**Material provided:**
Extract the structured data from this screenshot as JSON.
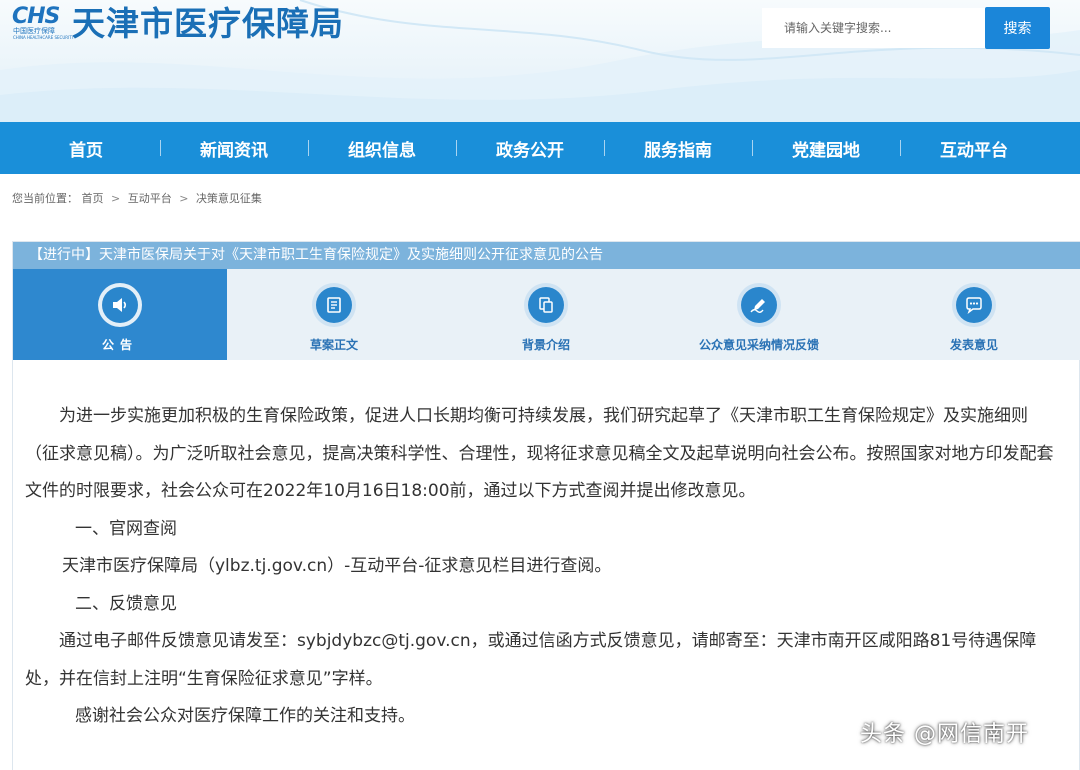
{
  "header": {
    "logo_abbr": "CHS",
    "logo_cn": "中国医疗保障",
    "logo_en": "CHINA HEALTHCARE SECURITY",
    "site_title": "天津市医疗保障局",
    "search_placeholder": "请输入关键字搜索...",
    "search_button": "搜索"
  },
  "nav": {
    "items": [
      "首页",
      "新闻资讯",
      "组织信息",
      "政务公开",
      "服务指南",
      "党建园地",
      "互动平台"
    ]
  },
  "breadcrumb": {
    "prefix": "您当前位置：",
    "items": [
      "首页",
      "互动平台",
      "决策意见征集"
    ],
    "separator": ">"
  },
  "panel": {
    "title": "【进行中】天津市医保局关于对《天津市职工生育保险规定》及实施细则公开征求意见的公告",
    "tabs": [
      {
        "label": "公告",
        "icon": "speaker-icon",
        "active": true
      },
      {
        "label": "草案正文",
        "icon": "document-icon",
        "active": false
      },
      {
        "label": "背景介绍",
        "icon": "copy-icon",
        "active": false
      },
      {
        "label": "公众意见采纳情况反馈",
        "icon": "pen-icon",
        "active": false
      },
      {
        "label": "发表意见",
        "icon": "chat-icon",
        "active": false
      }
    ]
  },
  "content": {
    "para1": "为进一步实施更加积极的生育保险政策，促进人口长期均衡可持续发展，我们研究起草了《天津市职工生育保险规定》及实施细则（征求意见稿）。为广泛听取社会意见，提高决策科学性、合理性，现将征求意见稿全文及起草说明向社会公布。按照国家对地方印发配套文件的时限要求，社会公众可在2022年10月16日18:00前，通过以下方式查阅并提出修改意见。",
    "heading1": "一、官网查阅",
    "para2": "天津市医疗保障局（ylbz.tj.gov.cn）-互动平台-征求意见栏目进行查阅。",
    "heading2": "二、反馈意见",
    "para3": "通过电子邮件反馈意见请发至：sybjdybzc@tj.gov.cn，或通过信函方式反馈意见，请邮寄至：天津市南开区咸阳路81号待遇保障处，并在信封上注明“生育保险征求意见”字样。",
    "para4": "感谢社会公众对医疗保障工作的关注和支持。"
  },
  "watermark": "头条 @网信南开",
  "colors": {
    "nav_bg": "#1a8fd9",
    "title_bar": "#7cb3dc",
    "tab_active": "#2e88cf",
    "tab_bg": "#e9f1f7",
    "search_button": "#1b86d9",
    "site_title": "#1a6fb6"
  }
}
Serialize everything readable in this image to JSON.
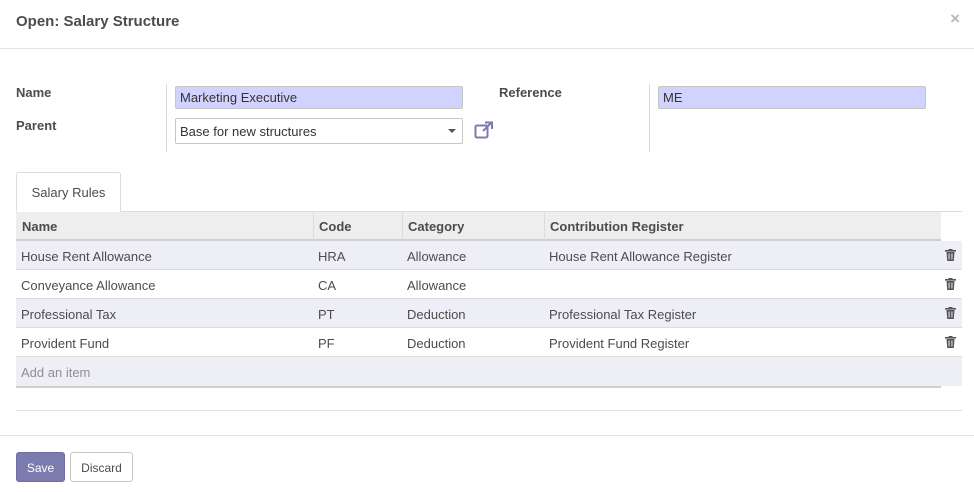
{
  "dialog": {
    "title": "Open: Salary Structure",
    "close_symbol": "×"
  },
  "form": {
    "name_label": "Name",
    "name_value": "Marketing Executive",
    "parent_label": "Parent",
    "parent_value": "Base for new structures",
    "reference_label": "Reference",
    "reference_value": "ME"
  },
  "tabs": [
    {
      "label": "Salary Rules"
    }
  ],
  "table": {
    "columns": [
      "Name",
      "Code",
      "Category",
      "Contribution Register"
    ],
    "rows": [
      {
        "name": "House Rent Allowance",
        "code": "HRA",
        "category": "Allowance",
        "register": "House Rent Allowance Register"
      },
      {
        "name": "Conveyance Allowance",
        "code": "CA",
        "category": "Allowance",
        "register": ""
      },
      {
        "name": "Professional Tax",
        "code": "PT",
        "category": "Deduction",
        "register": "Professional Tax Register"
      },
      {
        "name": "Provident Fund",
        "code": "PF",
        "category": "Deduction",
        "register": "Provident Fund Register"
      }
    ],
    "add_item_label": "Add an item",
    "row_action_icon": "trash-icon"
  },
  "footer": {
    "save_label": "Save",
    "discard_label": "Discard"
  },
  "colors": {
    "primary": "#7c7bad",
    "required_input_bg": "#d2d2ff",
    "row_stripe": "#eeeef7"
  }
}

**Instructions for the task:** Output the data exactly. Pictures don't belong in the result.

**Complete response:**
Extract the structured data from this screenshot as JSON.
{
  "header": {
    "logo_abbr": "CHS",
    "logo_cn": "中国医疗保障",
    "logo_en": "CHINA HEALTHCARE SECURITY",
    "site_title": "天津市医疗保障局",
    "search_placeholder": "请输入关键字搜索...",
    "search_button": "搜索"
  },
  "nav": {
    "items": [
      "首页",
      "新闻资讯",
      "组织信息",
      "政务公开",
      "服务指南",
      "党建园地",
      "互动平台"
    ]
  },
  "breadcrumb": {
    "prefix": "您当前位置：",
    "items": [
      "首页",
      "互动平台",
      "决策意见征集"
    ],
    "separator": ">"
  },
  "panel": {
    "title": "【进行中】天津市医保局关于对《天津市职工生育保险规定》及实施细则公开征求意见的公告",
    "tabs": [
      {
        "label": "公告",
        "icon": "speaker-icon",
        "active": true
      },
      {
        "label": "草案正文",
        "icon": "document-icon",
        "active": false
      },
      {
        "label": "背景介绍",
        "icon": "copy-icon",
        "active": false
      },
      {
        "label": "公众意见采纳情况反馈",
        "icon": "pen-icon",
        "active": false
      },
      {
        "label": "发表意见",
        "icon": "chat-icon",
        "active": false
      }
    ]
  },
  "content": {
    "para1": "为进一步实施更加积极的生育保险政策，促进人口长期均衡可持续发展，我们研究起草了《天津市职工生育保险规定》及实施细则（征求意见稿）。为广泛听取社会意见，提高决策科学性、合理性，现将征求意见稿全文及起草说明向社会公布。按照国家对地方印发配套文件的时限要求，社会公众可在2022年10月16日18:00前，通过以下方式查阅并提出修改意见。",
    "heading1": "一、官网查阅",
    "para2": "天津市医疗保障局（ylbz.tj.gov.cn）-互动平台-征求意见栏目进行查阅。",
    "heading2": "二、反馈意见",
    "para3": "通过电子邮件反馈意见请发至：sybjdybzc@tj.gov.cn，或通过信函方式反馈意见，请邮寄至：天津市南开区咸阳路81号待遇保障处，并在信封上注明“生育保险征求意见”字样。",
    "para4": "感谢社会公众对医疗保障工作的关注和支持。"
  },
  "watermark": "头条 @网信南开",
  "colors": {
    "nav_bg": "#1a8fd9",
    "title_bar": "#7cb3dc",
    "tab_active": "#2e88cf",
    "tab_bg": "#e9f1f7",
    "search_button": "#1b86d9",
    "site_title": "#1a6fb6"
  }
}
Serialize everything readable in this image to JSON.
{
  "dialog": {
    "title": "Open: Salary Structure",
    "close_symbol": "×"
  },
  "form": {
    "name_label": "Name",
    "name_value": "Marketing Executive",
    "parent_label": "Parent",
    "parent_value": "Base for new structures",
    "reference_label": "Reference",
    "reference_value": "ME"
  },
  "tabs": [
    {
      "label": "Salary Rules"
    }
  ],
  "table": {
    "columns": [
      "Name",
      "Code",
      "Category",
      "Contribution Register"
    ],
    "rows": [
      {
        "name": "House Rent Allowance",
        "code": "HRA",
        "category": "Allowance",
        "register": "House Rent Allowance Register"
      },
      {
        "name": "Conveyance Allowance",
        "code": "CA",
        "category": "Allowance",
        "register": ""
      },
      {
        "name": "Professional Tax",
        "code": "PT",
        "category": "Deduction",
        "register": "Professional Tax Register"
      },
      {
        "name": "Provident Fund",
        "code": "PF",
        "category": "Deduction",
        "register": "Provident Fund Register"
      }
    ],
    "add_item_label": "Add an item",
    "row_action_icon": "trash-icon"
  },
  "footer": {
    "save_label": "Save",
    "discard_label": "Discard"
  },
  "colors": {
    "primary": "#7c7bad",
    "required_input_bg": "#d2d2ff",
    "row_stripe": "#eeeef7"
  }
}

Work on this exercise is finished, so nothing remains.